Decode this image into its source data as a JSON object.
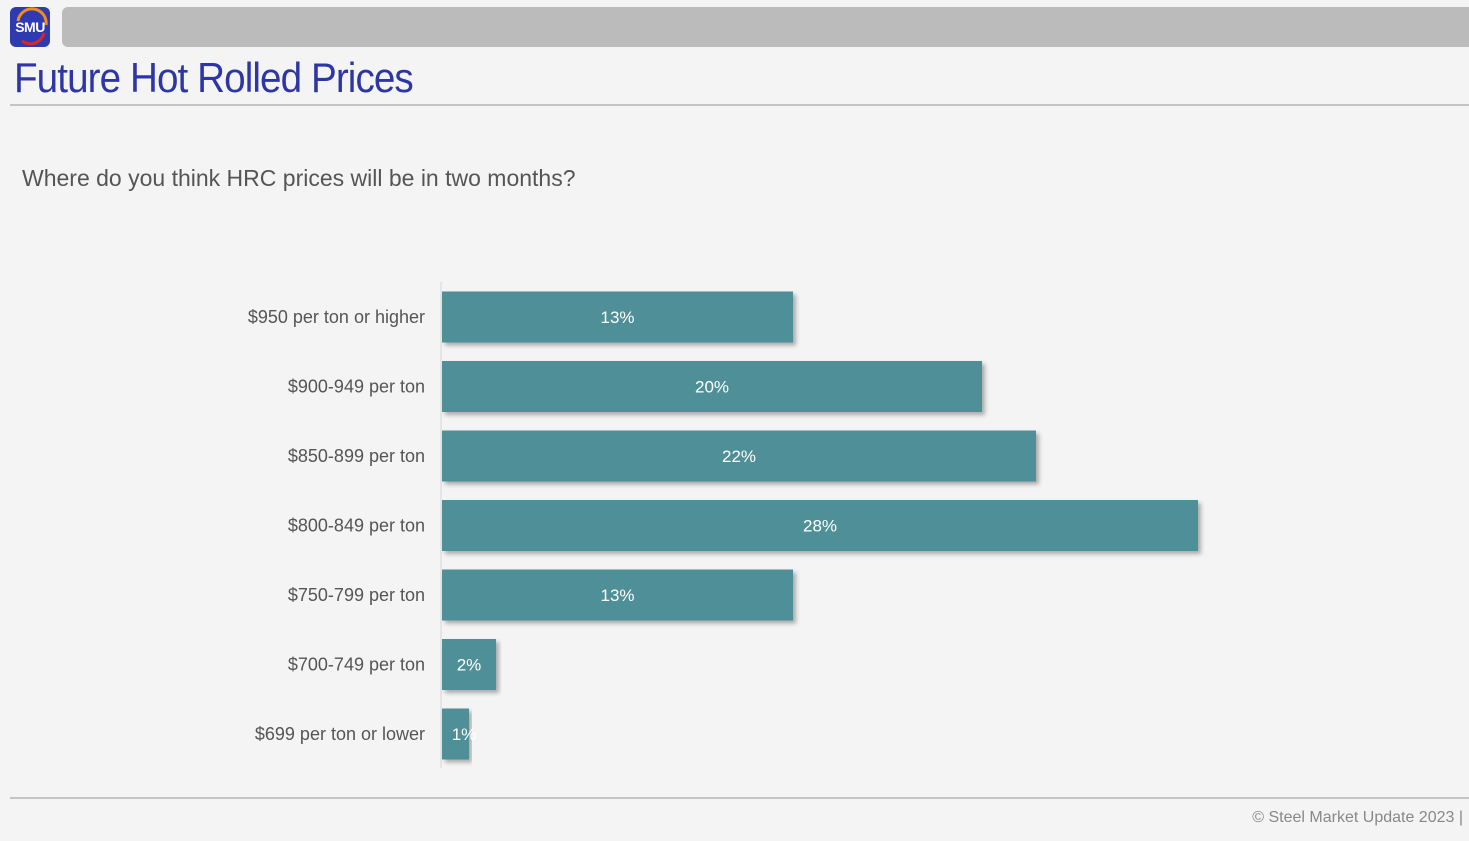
{
  "header": {
    "logo_text": "SMU",
    "title": "Future Hot Rolled Prices"
  },
  "footer": {
    "copyright": "© Steel Market Update 2023 |"
  },
  "colors": {
    "bar": "#4f8f97",
    "title": "#2e36a6"
  },
  "chart_data": {
    "type": "bar",
    "orientation": "horizontal",
    "title": "Where do you think HRC prices will be in two months?",
    "categories": [
      "$950 per ton or higher",
      "$900-949 per ton",
      "$850-899 per ton",
      "$800-849 per ton",
      "$750-799 per ton",
      "$700-749 per ton",
      "$699 per ton or lower"
    ],
    "values": [
      13,
      20,
      22,
      28,
      13,
      2,
      1
    ],
    "data_labels": [
      "13%",
      "20%",
      "22%",
      "28%",
      "13%",
      "2%",
      "1%"
    ],
    "unit": "%",
    "grid": false,
    "legend": "none"
  }
}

WHAT THE TASK ASKS - Copy the listing word for word, excluding its pictures.

EXERCISE RESPONSE -
Decode this image into its source data as a JSON object.
{
  "header": {
    "logo_text": "SMU",
    "title": "Future Hot Rolled Prices"
  },
  "footer": {
    "copyright": "© Steel Market Update 2023 |"
  },
  "colors": {
    "bar": "#4f8f97",
    "title": "#2e36a6"
  },
  "chart_data": {
    "type": "bar",
    "orientation": "horizontal",
    "title": "Where do you think HRC prices will be in two months?",
    "categories": [
      "$950 per ton or higher",
      "$900-949 per ton",
      "$850-899 per ton",
      "$800-849 per ton",
      "$750-799 per ton",
      "$700-749 per ton",
      "$699 per ton or lower"
    ],
    "values": [
      13,
      20,
      22,
      28,
      13,
      2,
      1
    ],
    "data_labels": [
      "13%",
      "20%",
      "22%",
      "28%",
      "13%",
      "2%",
      "1%"
    ],
    "unit": "%",
    "grid": false,
    "legend": "none"
  }
}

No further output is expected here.